Problem statement:
Are you able to retype all the records below exactly?

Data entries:
>>

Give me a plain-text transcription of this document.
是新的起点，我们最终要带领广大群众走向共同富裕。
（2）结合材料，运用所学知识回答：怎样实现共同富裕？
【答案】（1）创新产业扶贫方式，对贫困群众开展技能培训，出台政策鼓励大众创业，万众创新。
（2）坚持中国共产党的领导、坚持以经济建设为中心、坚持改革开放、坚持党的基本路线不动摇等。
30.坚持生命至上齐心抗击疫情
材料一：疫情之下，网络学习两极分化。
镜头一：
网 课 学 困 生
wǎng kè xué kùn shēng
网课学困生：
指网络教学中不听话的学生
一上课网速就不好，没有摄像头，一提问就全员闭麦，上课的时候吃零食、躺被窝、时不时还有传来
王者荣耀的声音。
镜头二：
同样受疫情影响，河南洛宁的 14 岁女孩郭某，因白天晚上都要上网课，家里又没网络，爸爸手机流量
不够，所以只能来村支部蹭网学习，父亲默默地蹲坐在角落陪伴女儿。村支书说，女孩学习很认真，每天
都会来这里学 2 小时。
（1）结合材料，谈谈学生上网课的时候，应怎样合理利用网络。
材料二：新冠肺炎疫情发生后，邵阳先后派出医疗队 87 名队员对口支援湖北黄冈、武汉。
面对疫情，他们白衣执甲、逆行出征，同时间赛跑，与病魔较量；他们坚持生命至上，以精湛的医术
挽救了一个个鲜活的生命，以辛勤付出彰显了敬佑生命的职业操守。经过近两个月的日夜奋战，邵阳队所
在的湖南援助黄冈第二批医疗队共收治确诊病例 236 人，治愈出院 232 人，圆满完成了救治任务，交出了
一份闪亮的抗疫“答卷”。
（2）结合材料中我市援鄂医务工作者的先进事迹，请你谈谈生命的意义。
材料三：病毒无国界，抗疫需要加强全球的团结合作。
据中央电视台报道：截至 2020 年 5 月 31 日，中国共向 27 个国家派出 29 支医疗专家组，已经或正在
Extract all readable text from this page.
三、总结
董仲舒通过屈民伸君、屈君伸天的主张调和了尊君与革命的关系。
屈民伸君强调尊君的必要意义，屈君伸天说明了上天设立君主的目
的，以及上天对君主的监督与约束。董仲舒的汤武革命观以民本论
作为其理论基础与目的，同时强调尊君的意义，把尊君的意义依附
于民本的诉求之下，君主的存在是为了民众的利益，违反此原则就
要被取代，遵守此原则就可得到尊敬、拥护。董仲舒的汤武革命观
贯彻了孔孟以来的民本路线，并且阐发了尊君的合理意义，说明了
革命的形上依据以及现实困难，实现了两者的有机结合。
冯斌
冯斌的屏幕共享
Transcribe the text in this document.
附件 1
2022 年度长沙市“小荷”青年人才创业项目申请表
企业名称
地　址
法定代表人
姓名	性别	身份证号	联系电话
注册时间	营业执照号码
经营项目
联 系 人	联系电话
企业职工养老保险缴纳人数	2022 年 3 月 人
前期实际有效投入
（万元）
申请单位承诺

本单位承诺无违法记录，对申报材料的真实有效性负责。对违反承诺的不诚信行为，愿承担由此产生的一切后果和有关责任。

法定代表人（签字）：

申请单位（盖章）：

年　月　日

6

<<

Full response:
Give me a plain-text transcription of this document.
是新的起点，我们最终要带领广大群众走向共同富裕。
（2）结合材料，运用所学知识回答：怎样实现共同富裕？
【答案】（1）创新产业扶贫方式，对贫困群众开展技能培训，出台政策鼓励大众创业，万众创新。
（2）坚持中国共产党的领导、坚持以经济建设为中心、坚持改革开放、坚持党的基本路线不动摇等。
30.坚持生命至上齐心抗击疫情
材料一：疫情之下，网络学习两极分化。
镜头一：
网 课 学 困 生
wǎng kè xué kùn shēng
网课学困生：
指网络教学中不听话的学生
一上课网速就不好，没有摄像头，一提问就全员闭麦，上课的时候吃零食、躺被窝、时不时还有传来
王者荣耀的声音。
镜头二：
同样受疫情影响，河南洛宁的 14 岁女孩郭某，因白天晚上都要上网课，家里又没网络，爸爸手机流量
不够，所以只能来村支部蹭网学习，父亲默默地蹲坐在角落陪伴女儿。村支书说，女孩学习很认真，每天
都会来这里学 2 小时。
（1）结合材料，谈谈学生上网课的时候，应怎样合理利用网络。
材料二：新冠肺炎疫情发生后，邵阳先后派出医疗队 87 名队员对口支援湖北黄冈、武汉。
面对疫情，他们白衣执甲、逆行出征，同时间赛跑，与病魔较量；他们坚持生命至上，以精湛的医术
挽救了一个个鲜活的生命，以辛勤付出彰显了敬佑生命的职业操守。经过近两个月的日夜奋战，邵阳队所
在的湖南援助黄冈第二批医疗队共收治确诊病例 236 人，治愈出院 232 人，圆满完成了救治任务，交出了
一份闪亮的抗疫“答卷”。
（2）结合材料中我市援鄂医务工作者的先进事迹，请你谈谈生命的意义。
材料三：病毒无国界，抗疫需要加强全球的团结合作。
据中央电视台报道：截至 2020 年 5 月 31 日，中国共向 27 个国家派出 29 支医疗专家组，已经或正在
Extract all readable text from this page.
三、总结
董仲舒通过屈民伸君、屈君伸天的主张调和了尊君与革命的关系。
屈民伸君强调尊君的必要意义，屈君伸天说明了上天设立君主的目
的，以及上天对君主的监督与约束。董仲舒的汤武革命观以民本论
作为其理论基础与目的，同时强调尊君的意义，把尊君的意义依附
于民本的诉求之下，君主的存在是为了民众的利益，违反此原则就
要被取代，遵守此原则就可得到尊敬、拥护。董仲舒的汤武革命观
贯彻了孔孟以来的民本路线，并且阐发了尊君的合理意义，说明了
革命的形上依据以及现实困难，实现了两者的有机结合。
冯斌
冯斌的屏幕共享
Transcribe the text in this document.
附件 1
2022 年度长沙市“小荷”青年人才创业项目申请表
企业名称
地　址
法定代表人
姓名	性别	身份证号	联系电话
注册时间	营业执照号码
经营项目
联 系 人	联系电话
企业职工养老保险缴纳人数	2022 年 3 月 人
前期实际有效投入
（万元）
申请单位承诺

本单位承诺无违法记录，对申报材料的真实有效性负责。对违反承诺的不诚信行为，愿承担由此产生的一切后果和有关责任。

法定代表人（签字）：

申请单位（盖章）：

年　月　日

6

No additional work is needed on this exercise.